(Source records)
Start
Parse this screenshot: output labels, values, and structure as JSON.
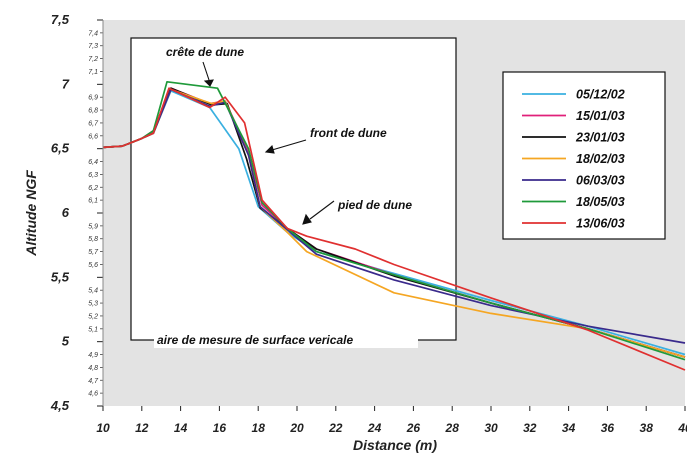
{
  "chart_data": {
    "type": "line",
    "xlabel": "Distance (m)",
    "ylabel": "Altitude NGF",
    "xlim": [
      10,
      40
    ],
    "ylim": [
      4.5,
      7.5
    ],
    "x_ticks": [
      "10",
      "12",
      "14",
      "16",
      "18",
      "20",
      "22",
      "24",
      "26",
      "28",
      "30",
      "32",
      "34",
      "36",
      "38",
      "40"
    ],
    "y_major_ticks": [
      "4,5",
      "5",
      "5,5",
      "6",
      "6,5",
      "7",
      "7,5"
    ],
    "y_minor_ticks": [
      "4,6",
      "4,7",
      "4,8",
      "4,9",
      "5,1",
      "5,2",
      "5,3",
      "5,4",
      "5,6",
      "5,7",
      "5,8",
      "5,9",
      "6,1",
      "6,2",
      "6,3",
      "6,4",
      "6,6",
      "6,7",
      "6,8",
      "6,9",
      "7,1",
      "7,2",
      "7,3",
      "7,4"
    ],
    "annotations": {
      "crest": "crête de dune",
      "front": "front de dune",
      "foot": "pied de dune",
      "area": "aire de mesure de surface vericale"
    },
    "legend_position": "right",
    "plot_background": "#e3e3e3",
    "series": [
      {
        "name": "05/12/02",
        "color": "#3ab0e0",
        "points": [
          [
            10,
            6.51
          ],
          [
            11,
            6.52
          ],
          [
            12,
            6.58
          ],
          [
            12.6,
            6.62
          ],
          [
            13.5,
            6.95
          ],
          [
            15.5,
            6.82
          ],
          [
            17,
            6.5
          ],
          [
            18,
            6.05
          ],
          [
            19.5,
            5.85
          ],
          [
            21,
            5.7
          ],
          [
            25,
            5.53
          ],
          [
            30,
            5.32
          ],
          [
            35,
            5.12
          ],
          [
            40,
            4.9
          ]
        ]
      },
      {
        "name": "15/01/03",
        "color": "#e0207a",
        "points": [
          [
            10,
            6.51
          ],
          [
            11,
            6.52
          ],
          [
            12,
            6.58
          ],
          [
            12.6,
            6.64
          ],
          [
            13.5,
            6.97
          ],
          [
            15.5,
            6.85
          ],
          [
            16.3,
            6.87
          ],
          [
            17.5,
            6.48
          ],
          [
            18.2,
            6.06
          ],
          [
            19.5,
            5.88
          ],
          [
            21,
            5.72
          ],
          [
            25,
            5.52
          ],
          [
            30,
            5.3
          ],
          [
            35,
            5.1
          ],
          [
            40,
            4.88
          ]
        ]
      },
      {
        "name": "23/01/03",
        "color": "#111111",
        "points": [
          [
            10,
            6.51
          ],
          [
            11,
            6.52
          ],
          [
            12,
            6.58
          ],
          [
            12.6,
            6.62
          ],
          [
            13.5,
            6.97
          ],
          [
            15.6,
            6.84
          ],
          [
            16.4,
            6.85
          ],
          [
            17.4,
            6.42
          ],
          [
            18.1,
            6.04
          ],
          [
            19.5,
            5.88
          ],
          [
            21,
            5.72
          ],
          [
            25,
            5.51
          ],
          [
            30,
            5.3
          ],
          [
            35,
            5.1
          ],
          [
            40,
            4.88
          ]
        ]
      },
      {
        "name": "18/02/03",
        "color": "#f5a623",
        "points": [
          [
            10,
            6.51
          ],
          [
            11,
            6.52
          ],
          [
            12,
            6.58
          ],
          [
            12.6,
            6.62
          ],
          [
            13.5,
            6.96
          ],
          [
            15.6,
            6.85
          ],
          [
            16.3,
            6.87
          ],
          [
            17.5,
            6.45
          ],
          [
            18.1,
            6.05
          ],
          [
            19.5,
            5.85
          ],
          [
            20.5,
            5.7
          ],
          [
            25,
            5.38
          ],
          [
            30,
            5.22
          ],
          [
            35,
            5.1
          ],
          [
            40,
            4.88
          ]
        ]
      },
      {
        "name": "06/03/03",
        "color": "#3a2a8c",
        "points": [
          [
            10,
            6.51
          ],
          [
            11,
            6.52
          ],
          [
            12,
            6.58
          ],
          [
            12.6,
            6.62
          ],
          [
            13.5,
            6.96
          ],
          [
            15.5,
            6.83
          ],
          [
            16.3,
            6.86
          ],
          [
            17.5,
            6.45
          ],
          [
            18.1,
            6.05
          ],
          [
            19.5,
            5.87
          ],
          [
            21,
            5.68
          ],
          [
            25,
            5.48
          ],
          [
            30,
            5.28
          ],
          [
            35,
            5.12
          ],
          [
            40,
            4.99
          ]
        ]
      },
      {
        "name": "18/05/03",
        "color": "#1f9a3a",
        "points": [
          [
            10,
            6.51
          ],
          [
            11,
            6.52
          ],
          [
            12,
            6.58
          ],
          [
            12.6,
            6.64
          ],
          [
            13.3,
            7.02
          ],
          [
            15.9,
            6.97
          ],
          [
            17.5,
            6.5
          ],
          [
            18.2,
            6.08
          ],
          [
            19.5,
            5.88
          ],
          [
            21,
            5.7
          ],
          [
            25,
            5.52
          ],
          [
            30,
            5.3
          ],
          [
            35,
            5.1
          ],
          [
            40,
            4.86
          ]
        ]
      },
      {
        "name": "13/06/03",
        "color": "#e03030",
        "points": [
          [
            10,
            6.51
          ],
          [
            11,
            6.52
          ],
          [
            12,
            6.58
          ],
          [
            12.6,
            6.62
          ],
          [
            13.4,
            6.97
          ],
          [
            15.5,
            6.82
          ],
          [
            16.3,
            6.9
          ],
          [
            17.3,
            6.7
          ],
          [
            18.2,
            6.1
          ],
          [
            19.5,
            5.88
          ],
          [
            20.5,
            5.82
          ],
          [
            23,
            5.72
          ],
          [
            25,
            5.6
          ],
          [
            30,
            5.34
          ],
          [
            35,
            5.09
          ],
          [
            40,
            4.78
          ]
        ]
      }
    ]
  }
}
End
WHAT YOU HAVE TO DO: Each entry must be retyped word for word, with every image omitted.

WRITTEN RESPONSE:
Parse this screenshot: output labels, values, and structure as JSON.
{
  "chart_data": {
    "type": "line",
    "xlabel": "Distance (m)",
    "ylabel": "Altitude NGF",
    "xlim": [
      10,
      40
    ],
    "ylim": [
      4.5,
      7.5
    ],
    "x_ticks": [
      "10",
      "12",
      "14",
      "16",
      "18",
      "20",
      "22",
      "24",
      "26",
      "28",
      "30",
      "32",
      "34",
      "36",
      "38",
      "40"
    ],
    "y_major_ticks": [
      "4,5",
      "5",
      "5,5",
      "6",
      "6,5",
      "7",
      "7,5"
    ],
    "y_minor_ticks": [
      "4,6",
      "4,7",
      "4,8",
      "4,9",
      "5,1",
      "5,2",
      "5,3",
      "5,4",
      "5,6",
      "5,7",
      "5,8",
      "5,9",
      "6,1",
      "6,2",
      "6,3",
      "6,4",
      "6,6",
      "6,7",
      "6,8",
      "6,9",
      "7,1",
      "7,2",
      "7,3",
      "7,4"
    ],
    "annotations": {
      "crest": "crête de dune",
      "front": "front de dune",
      "foot": "pied de dune",
      "area": "aire de mesure de surface vericale"
    },
    "legend_position": "right",
    "plot_background": "#e3e3e3",
    "series": [
      {
        "name": "05/12/02",
        "color": "#3ab0e0",
        "points": [
          [
            10,
            6.51
          ],
          [
            11,
            6.52
          ],
          [
            12,
            6.58
          ],
          [
            12.6,
            6.62
          ],
          [
            13.5,
            6.95
          ],
          [
            15.5,
            6.82
          ],
          [
            17,
            6.5
          ],
          [
            18,
            6.05
          ],
          [
            19.5,
            5.85
          ],
          [
            21,
            5.7
          ],
          [
            25,
            5.53
          ],
          [
            30,
            5.32
          ],
          [
            35,
            5.12
          ],
          [
            40,
            4.9
          ]
        ]
      },
      {
        "name": "15/01/03",
        "color": "#e0207a",
        "points": [
          [
            10,
            6.51
          ],
          [
            11,
            6.52
          ],
          [
            12,
            6.58
          ],
          [
            12.6,
            6.64
          ],
          [
            13.5,
            6.97
          ],
          [
            15.5,
            6.85
          ],
          [
            16.3,
            6.87
          ],
          [
            17.5,
            6.48
          ],
          [
            18.2,
            6.06
          ],
          [
            19.5,
            5.88
          ],
          [
            21,
            5.72
          ],
          [
            25,
            5.52
          ],
          [
            30,
            5.3
          ],
          [
            35,
            5.1
          ],
          [
            40,
            4.88
          ]
        ]
      },
      {
        "name": "23/01/03",
        "color": "#111111",
        "points": [
          [
            10,
            6.51
          ],
          [
            11,
            6.52
          ],
          [
            12,
            6.58
          ],
          [
            12.6,
            6.62
          ],
          [
            13.5,
            6.97
          ],
          [
            15.6,
            6.84
          ],
          [
            16.4,
            6.85
          ],
          [
            17.4,
            6.42
          ],
          [
            18.1,
            6.04
          ],
          [
            19.5,
            5.88
          ],
          [
            21,
            5.72
          ],
          [
            25,
            5.51
          ],
          [
            30,
            5.3
          ],
          [
            35,
            5.1
          ],
          [
            40,
            4.88
          ]
        ]
      },
      {
        "name": "18/02/03",
        "color": "#f5a623",
        "points": [
          [
            10,
            6.51
          ],
          [
            11,
            6.52
          ],
          [
            12,
            6.58
          ],
          [
            12.6,
            6.62
          ],
          [
            13.5,
            6.96
          ],
          [
            15.6,
            6.85
          ],
          [
            16.3,
            6.87
          ],
          [
            17.5,
            6.45
          ],
          [
            18.1,
            6.05
          ],
          [
            19.5,
            5.85
          ],
          [
            20.5,
            5.7
          ],
          [
            25,
            5.38
          ],
          [
            30,
            5.22
          ],
          [
            35,
            5.1
          ],
          [
            40,
            4.88
          ]
        ]
      },
      {
        "name": "06/03/03",
        "color": "#3a2a8c",
        "points": [
          [
            10,
            6.51
          ],
          [
            11,
            6.52
          ],
          [
            12,
            6.58
          ],
          [
            12.6,
            6.62
          ],
          [
            13.5,
            6.96
          ],
          [
            15.5,
            6.83
          ],
          [
            16.3,
            6.86
          ],
          [
            17.5,
            6.45
          ],
          [
            18.1,
            6.05
          ],
          [
            19.5,
            5.87
          ],
          [
            21,
            5.68
          ],
          [
            25,
            5.48
          ],
          [
            30,
            5.28
          ],
          [
            35,
            5.12
          ],
          [
            40,
            4.99
          ]
        ]
      },
      {
        "name": "18/05/03",
        "color": "#1f9a3a",
        "points": [
          [
            10,
            6.51
          ],
          [
            11,
            6.52
          ],
          [
            12,
            6.58
          ],
          [
            12.6,
            6.64
          ],
          [
            13.3,
            7.02
          ],
          [
            15.9,
            6.97
          ],
          [
            17.5,
            6.5
          ],
          [
            18.2,
            6.08
          ],
          [
            19.5,
            5.88
          ],
          [
            21,
            5.7
          ],
          [
            25,
            5.52
          ],
          [
            30,
            5.3
          ],
          [
            35,
            5.1
          ],
          [
            40,
            4.86
          ]
        ]
      },
      {
        "name": "13/06/03",
        "color": "#e03030",
        "points": [
          [
            10,
            6.51
          ],
          [
            11,
            6.52
          ],
          [
            12,
            6.58
          ],
          [
            12.6,
            6.62
          ],
          [
            13.4,
            6.97
          ],
          [
            15.5,
            6.82
          ],
          [
            16.3,
            6.9
          ],
          [
            17.3,
            6.7
          ],
          [
            18.2,
            6.1
          ],
          [
            19.5,
            5.88
          ],
          [
            20.5,
            5.82
          ],
          [
            23,
            5.72
          ],
          [
            25,
            5.6
          ],
          [
            30,
            5.34
          ],
          [
            35,
            5.09
          ],
          [
            40,
            4.78
          ]
        ]
      }
    ]
  }
}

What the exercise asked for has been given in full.